Collected data
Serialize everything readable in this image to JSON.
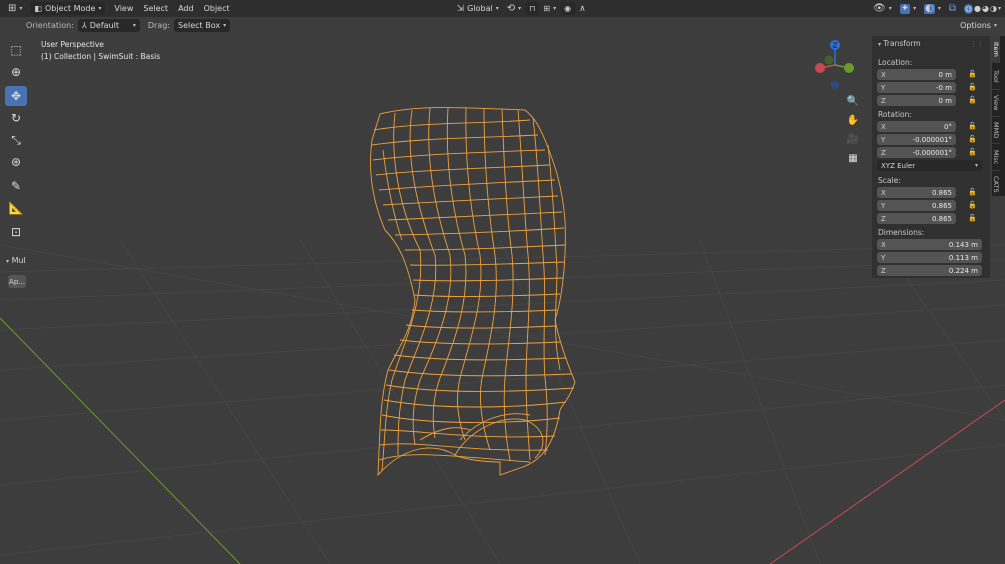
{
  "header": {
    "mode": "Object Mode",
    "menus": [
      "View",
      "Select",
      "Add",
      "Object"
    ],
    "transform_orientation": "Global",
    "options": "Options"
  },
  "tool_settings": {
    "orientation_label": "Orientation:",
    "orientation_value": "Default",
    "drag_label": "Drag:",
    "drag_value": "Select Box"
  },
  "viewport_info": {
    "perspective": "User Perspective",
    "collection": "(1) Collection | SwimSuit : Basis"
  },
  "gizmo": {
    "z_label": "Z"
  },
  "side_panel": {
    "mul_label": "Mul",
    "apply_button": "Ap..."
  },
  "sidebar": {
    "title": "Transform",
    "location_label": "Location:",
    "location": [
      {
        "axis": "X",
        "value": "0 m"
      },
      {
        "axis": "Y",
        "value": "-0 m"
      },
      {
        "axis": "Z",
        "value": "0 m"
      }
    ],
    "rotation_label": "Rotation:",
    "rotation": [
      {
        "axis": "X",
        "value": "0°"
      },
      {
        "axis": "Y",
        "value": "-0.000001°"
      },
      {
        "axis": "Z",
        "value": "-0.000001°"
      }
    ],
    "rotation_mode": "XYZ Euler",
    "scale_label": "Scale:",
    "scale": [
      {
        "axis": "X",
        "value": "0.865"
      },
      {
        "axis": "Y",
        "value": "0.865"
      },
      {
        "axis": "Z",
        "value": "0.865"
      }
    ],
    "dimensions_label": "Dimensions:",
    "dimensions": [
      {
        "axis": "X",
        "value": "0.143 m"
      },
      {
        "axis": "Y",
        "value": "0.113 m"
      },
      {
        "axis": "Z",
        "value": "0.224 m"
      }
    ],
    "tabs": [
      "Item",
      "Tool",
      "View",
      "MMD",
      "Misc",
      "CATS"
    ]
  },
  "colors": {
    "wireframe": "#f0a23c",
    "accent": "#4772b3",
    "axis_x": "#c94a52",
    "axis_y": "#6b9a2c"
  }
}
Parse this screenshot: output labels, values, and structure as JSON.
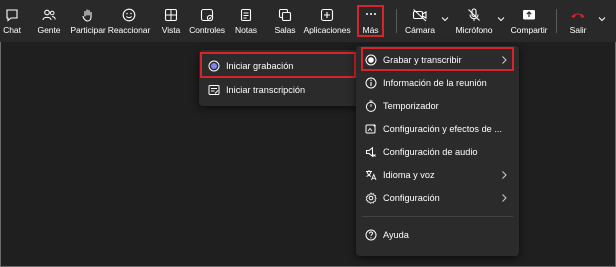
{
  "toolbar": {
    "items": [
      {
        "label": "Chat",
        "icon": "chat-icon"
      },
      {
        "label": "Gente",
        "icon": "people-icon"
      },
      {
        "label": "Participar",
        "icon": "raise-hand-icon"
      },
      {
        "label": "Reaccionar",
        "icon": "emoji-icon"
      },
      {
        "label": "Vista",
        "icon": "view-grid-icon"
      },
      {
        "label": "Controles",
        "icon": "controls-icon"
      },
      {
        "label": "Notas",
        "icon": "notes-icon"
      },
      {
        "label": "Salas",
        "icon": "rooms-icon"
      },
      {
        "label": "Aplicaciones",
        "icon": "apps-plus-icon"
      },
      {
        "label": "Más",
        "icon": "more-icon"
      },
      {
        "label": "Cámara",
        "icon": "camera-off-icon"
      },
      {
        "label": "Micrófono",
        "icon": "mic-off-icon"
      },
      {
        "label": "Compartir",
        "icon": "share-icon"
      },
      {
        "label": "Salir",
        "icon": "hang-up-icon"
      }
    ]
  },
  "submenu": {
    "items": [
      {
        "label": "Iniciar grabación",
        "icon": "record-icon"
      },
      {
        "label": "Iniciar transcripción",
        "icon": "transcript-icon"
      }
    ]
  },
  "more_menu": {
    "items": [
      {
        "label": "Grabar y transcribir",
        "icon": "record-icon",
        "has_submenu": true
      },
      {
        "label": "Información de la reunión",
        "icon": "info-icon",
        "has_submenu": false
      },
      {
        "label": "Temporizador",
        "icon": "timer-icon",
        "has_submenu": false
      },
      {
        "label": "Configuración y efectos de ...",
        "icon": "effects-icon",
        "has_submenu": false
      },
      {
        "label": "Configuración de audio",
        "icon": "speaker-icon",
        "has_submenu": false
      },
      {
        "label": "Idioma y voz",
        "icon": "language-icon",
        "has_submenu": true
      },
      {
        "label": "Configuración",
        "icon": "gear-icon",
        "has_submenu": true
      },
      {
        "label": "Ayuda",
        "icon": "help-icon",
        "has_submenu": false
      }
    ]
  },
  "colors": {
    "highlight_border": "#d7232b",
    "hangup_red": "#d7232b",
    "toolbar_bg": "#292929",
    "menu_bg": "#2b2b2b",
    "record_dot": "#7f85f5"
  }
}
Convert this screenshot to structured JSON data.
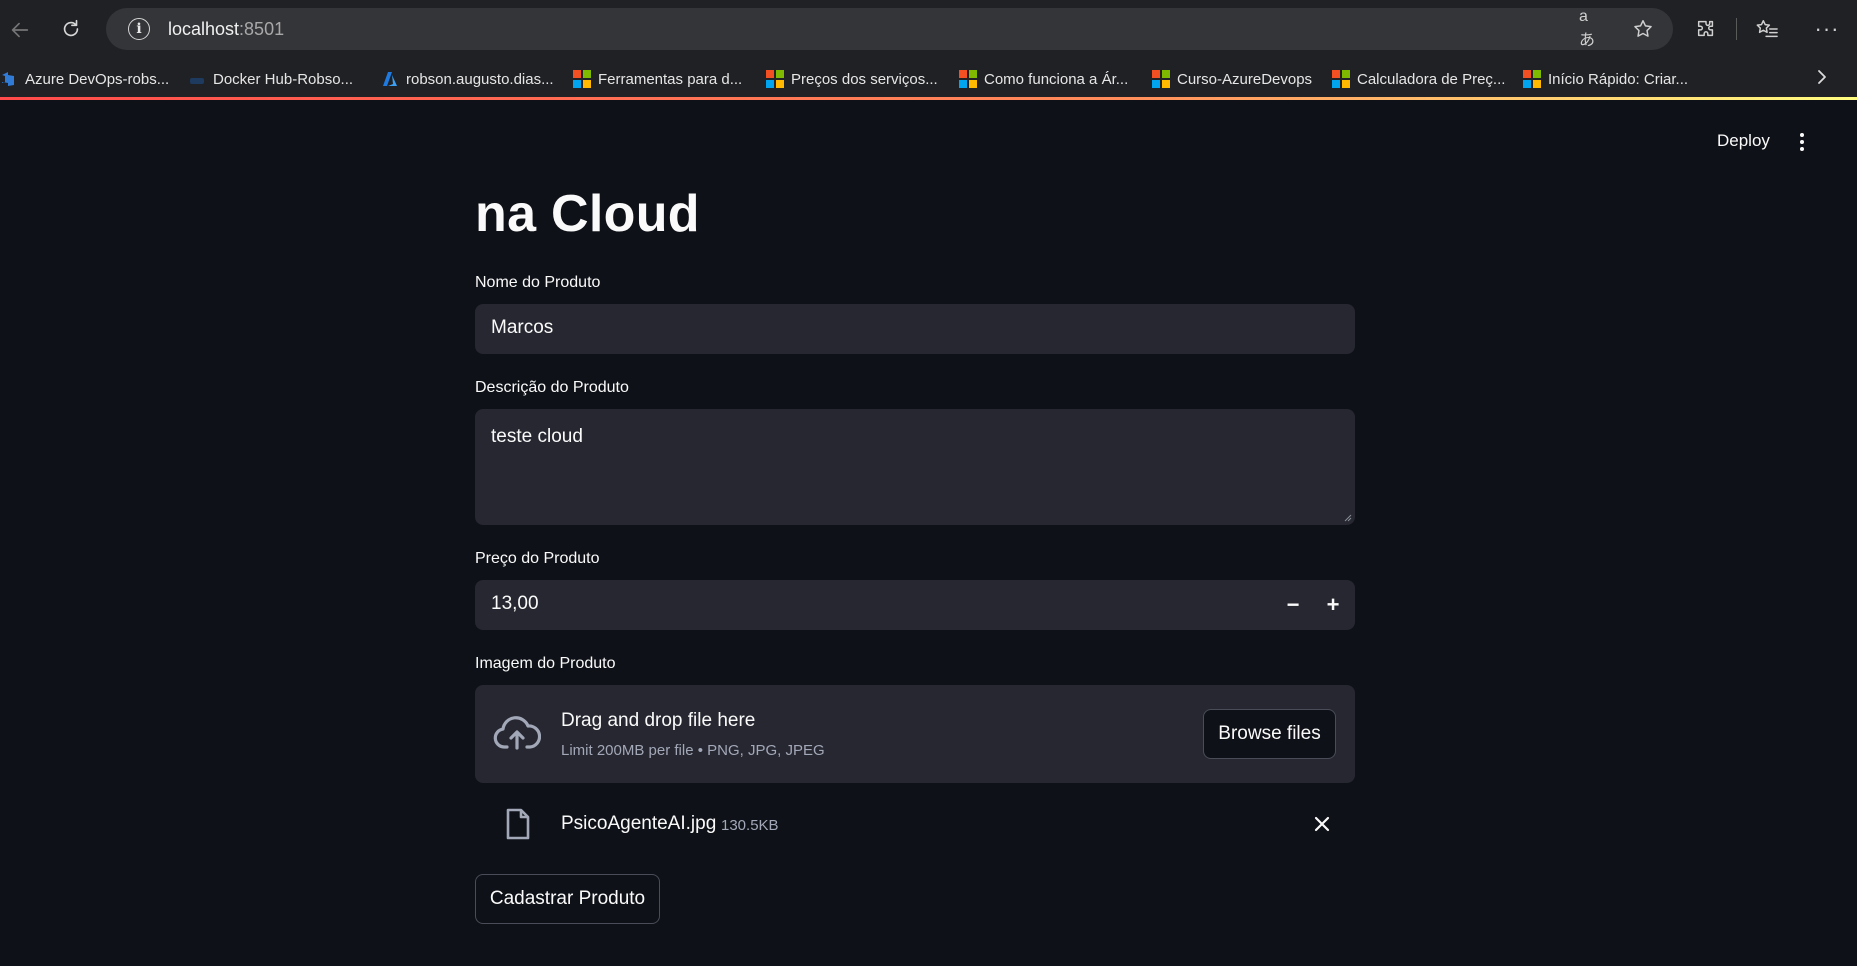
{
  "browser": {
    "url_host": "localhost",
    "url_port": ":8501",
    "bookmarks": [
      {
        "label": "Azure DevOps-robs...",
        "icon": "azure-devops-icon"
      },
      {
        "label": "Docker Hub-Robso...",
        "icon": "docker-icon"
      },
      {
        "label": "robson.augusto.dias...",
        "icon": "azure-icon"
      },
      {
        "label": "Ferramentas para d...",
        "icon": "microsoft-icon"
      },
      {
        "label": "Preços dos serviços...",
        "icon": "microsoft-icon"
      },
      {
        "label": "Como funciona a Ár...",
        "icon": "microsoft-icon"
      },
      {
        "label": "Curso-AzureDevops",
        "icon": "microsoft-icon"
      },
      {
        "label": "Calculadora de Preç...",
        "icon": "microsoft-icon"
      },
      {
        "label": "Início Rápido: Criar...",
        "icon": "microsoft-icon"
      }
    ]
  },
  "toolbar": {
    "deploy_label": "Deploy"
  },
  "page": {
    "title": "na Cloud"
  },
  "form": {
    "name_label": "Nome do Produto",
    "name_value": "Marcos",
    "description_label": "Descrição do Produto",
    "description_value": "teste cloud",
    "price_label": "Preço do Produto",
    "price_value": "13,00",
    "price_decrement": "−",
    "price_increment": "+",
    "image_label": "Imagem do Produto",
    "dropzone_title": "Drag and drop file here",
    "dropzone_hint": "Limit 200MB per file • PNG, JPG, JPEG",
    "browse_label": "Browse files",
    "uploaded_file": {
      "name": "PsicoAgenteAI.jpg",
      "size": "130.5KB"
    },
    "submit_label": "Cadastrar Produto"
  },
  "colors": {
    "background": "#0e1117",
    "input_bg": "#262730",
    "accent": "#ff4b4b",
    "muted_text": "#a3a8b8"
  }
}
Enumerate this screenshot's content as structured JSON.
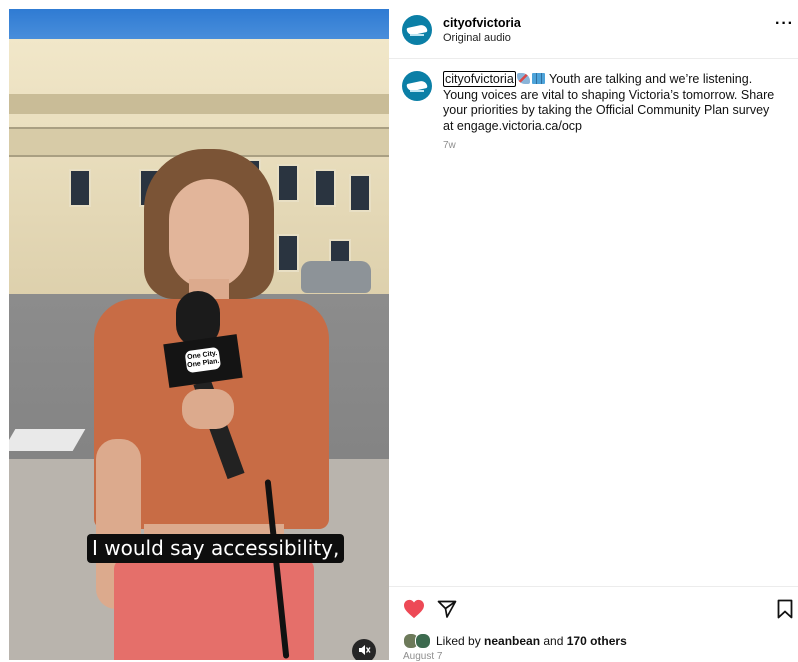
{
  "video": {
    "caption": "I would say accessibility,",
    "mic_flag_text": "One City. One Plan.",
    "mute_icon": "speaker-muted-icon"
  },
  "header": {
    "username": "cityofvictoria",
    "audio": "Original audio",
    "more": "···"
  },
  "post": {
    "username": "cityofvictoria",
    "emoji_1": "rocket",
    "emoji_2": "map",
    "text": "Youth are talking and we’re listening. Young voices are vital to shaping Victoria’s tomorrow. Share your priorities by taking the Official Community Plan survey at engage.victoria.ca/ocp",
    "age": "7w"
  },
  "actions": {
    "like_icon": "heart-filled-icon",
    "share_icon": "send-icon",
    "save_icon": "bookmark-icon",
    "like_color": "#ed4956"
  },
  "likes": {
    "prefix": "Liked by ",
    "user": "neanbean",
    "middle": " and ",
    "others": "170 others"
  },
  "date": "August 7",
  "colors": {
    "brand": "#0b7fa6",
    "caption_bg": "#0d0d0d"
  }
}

» Problem details: Copy all the records above exactly, but leave out the pictures.

» Reply:
Serialize everything readable in this image to JSON.
{
  "header": {
    "mode": "Object Mode",
    "menus": [
      "View",
      "Select",
      "Add",
      "Object"
    ],
    "transform_orientation": "Global",
    "options": "Options"
  },
  "tool_settings": {
    "orientation_label": "Orientation:",
    "orientation_value": "Default",
    "drag_label": "Drag:",
    "drag_value": "Select Box"
  },
  "viewport_info": {
    "perspective": "User Perspective",
    "collection": "(1) Collection | SwimSuit : Basis"
  },
  "gizmo": {
    "z_label": "Z"
  },
  "side_panel": {
    "mul_label": "Mul",
    "apply_button": "Ap..."
  },
  "sidebar": {
    "title": "Transform",
    "location_label": "Location:",
    "location": [
      {
        "axis": "X",
        "value": "0 m"
      },
      {
        "axis": "Y",
        "value": "-0 m"
      },
      {
        "axis": "Z",
        "value": "0 m"
      }
    ],
    "rotation_label": "Rotation:",
    "rotation": [
      {
        "axis": "X",
        "value": "0°"
      },
      {
        "axis": "Y",
        "value": "-0.000001°"
      },
      {
        "axis": "Z",
        "value": "-0.000001°"
      }
    ],
    "rotation_mode": "XYZ Euler",
    "scale_label": "Scale:",
    "scale": [
      {
        "axis": "X",
        "value": "0.865"
      },
      {
        "axis": "Y",
        "value": "0.865"
      },
      {
        "axis": "Z",
        "value": "0.865"
      }
    ],
    "dimensions_label": "Dimensions:",
    "dimensions": [
      {
        "axis": "X",
        "value": "0.143 m"
      },
      {
        "axis": "Y",
        "value": "0.113 m"
      },
      {
        "axis": "Z",
        "value": "0.224 m"
      }
    ],
    "tabs": [
      "Item",
      "Tool",
      "View",
      "MMD",
      "Misc",
      "CATS"
    ]
  },
  "colors": {
    "wireframe": "#f0a23c",
    "accent": "#4772b3",
    "axis_x": "#c94a52",
    "axis_y": "#6b9a2c"
  }
}
Parse this screenshot: output labels, values, and structure as JSON.
{
  "toolbar": {
    "items": [
      {
        "label": "Chat",
        "icon": "chat-icon"
      },
      {
        "label": "Gente",
        "icon": "people-icon"
      },
      {
        "label": "Participar",
        "icon": "raise-hand-icon"
      },
      {
        "label": "Reaccionar",
        "icon": "emoji-icon"
      },
      {
        "label": "Vista",
        "icon": "view-grid-icon"
      },
      {
        "label": "Controles",
        "icon": "controls-icon"
      },
      {
        "label": "Notas",
        "icon": "notes-icon"
      },
      {
        "label": "Salas",
        "icon": "rooms-icon"
      },
      {
        "label": "Aplicaciones",
        "icon": "apps-plus-icon"
      },
      {
        "label": "Más",
        "icon": "more-icon"
      },
      {
        "label": "Cámara",
        "icon": "camera-off-icon"
      },
      {
        "label": "Micrófono",
        "icon": "mic-off-icon"
      },
      {
        "label": "Compartir",
        "icon": "share-icon"
      },
      {
        "label": "Salir",
        "icon": "hang-up-icon"
      }
    ]
  },
  "submenu": {
    "items": [
      {
        "label": "Iniciar grabación",
        "icon": "record-icon"
      },
      {
        "label": "Iniciar transcripción",
        "icon": "transcript-icon"
      }
    ]
  },
  "more_menu": {
    "items": [
      {
        "label": "Grabar y transcribir",
        "icon": "record-icon",
        "has_submenu": true
      },
      {
        "label": "Información de la reunión",
        "icon": "info-icon",
        "has_submenu": false
      },
      {
        "label": "Temporizador",
        "icon": "timer-icon",
        "has_submenu": false
      },
      {
        "label": "Configuración y efectos de ...",
        "icon": "effects-icon",
        "has_submenu": false
      },
      {
        "label": "Configuración de audio",
        "icon": "speaker-icon",
        "has_submenu": false
      },
      {
        "label": "Idioma y voz",
        "icon": "language-icon",
        "has_submenu": true
      },
      {
        "label": "Configuración",
        "icon": "gear-icon",
        "has_submenu": true
      },
      {
        "label": "Ayuda",
        "icon": "help-icon",
        "has_submenu": false
      }
    ]
  },
  "colors": {
    "highlight_border": "#d7232b",
    "hangup_red": "#d7232b",
    "toolbar_bg": "#292929",
    "menu_bg": "#2b2b2b",
    "record_dot": "#7f85f5"
  }
}
Convert this screenshot to structured JSON data.
{
  "browser": {
    "url_host": "localhost",
    "url_port": ":8501",
    "bookmarks": [
      {
        "label": "Azure DevOps-robs...",
        "icon": "azure-devops-icon"
      },
      {
        "label": "Docker Hub-Robso...",
        "icon": "docker-icon"
      },
      {
        "label": "robson.augusto.dias...",
        "icon": "azure-icon"
      },
      {
        "label": "Ferramentas para d...",
        "icon": "microsoft-icon"
      },
      {
        "label": "Preços dos serviços...",
        "icon": "microsoft-icon"
      },
      {
        "label": "Como funciona a Ár...",
        "icon": "microsoft-icon"
      },
      {
        "label": "Curso-AzureDevops",
        "icon": "microsoft-icon"
      },
      {
        "label": "Calculadora de Preç...",
        "icon": "microsoft-icon"
      },
      {
        "label": "Início Rápido: Criar...",
        "icon": "microsoft-icon"
      }
    ]
  },
  "toolbar": {
    "deploy_label": "Deploy"
  },
  "page": {
    "title": "na Cloud"
  },
  "form": {
    "name_label": "Nome do Produto",
    "name_value": "Marcos",
    "description_label": "Descrição do Produto",
    "description_value": "teste cloud",
    "price_label": "Preço do Produto",
    "price_value": "13,00",
    "price_decrement": "−",
    "price_increment": "+",
    "image_label": "Imagem do Produto",
    "dropzone_title": "Drag and drop file here",
    "dropzone_hint": "Limit 200MB per file • PNG, JPG, JPEG",
    "browse_label": "Browse files",
    "uploaded_file": {
      "name": "PsicoAgenteAI.jpg",
      "size": "130.5KB"
    },
    "submit_label": "Cadastrar Produto"
  },
  "colors": {
    "background": "#0e1117",
    "input_bg": "#262730",
    "accent": "#ff4b4b",
    "muted_text": "#a3a8b8"
  }
}
Enumerate this screenshot's content as structured JSON.
{
  "video": {
    "caption": "I would say accessibility,",
    "mic_flag_text": "One City. One Plan.",
    "mute_icon": "speaker-muted-icon"
  },
  "header": {
    "username": "cityofvictoria",
    "audio": "Original audio",
    "more": "···"
  },
  "post": {
    "username": "cityofvictoria",
    "emoji_1": "rocket",
    "emoji_2": "map",
    "text": "Youth are talking and we’re listening. Young voices are vital to shaping Victoria’s tomorrow. Share your priorities by taking the Official Community Plan survey at engage.victoria.ca/ocp",
    "age": "7w"
  },
  "actions": {
    "like_icon": "heart-filled-icon",
    "share_icon": "send-icon",
    "save_icon": "bookmark-icon",
    "like_color": "#ed4956"
  },
  "likes": {
    "prefix": "Liked by ",
    "user": "neanbean",
    "middle": " and ",
    "others": "170 others"
  },
  "date": "August 7",
  "colors": {
    "brand": "#0b7fa6",
    "caption_bg": "#0d0d0d"
  }
}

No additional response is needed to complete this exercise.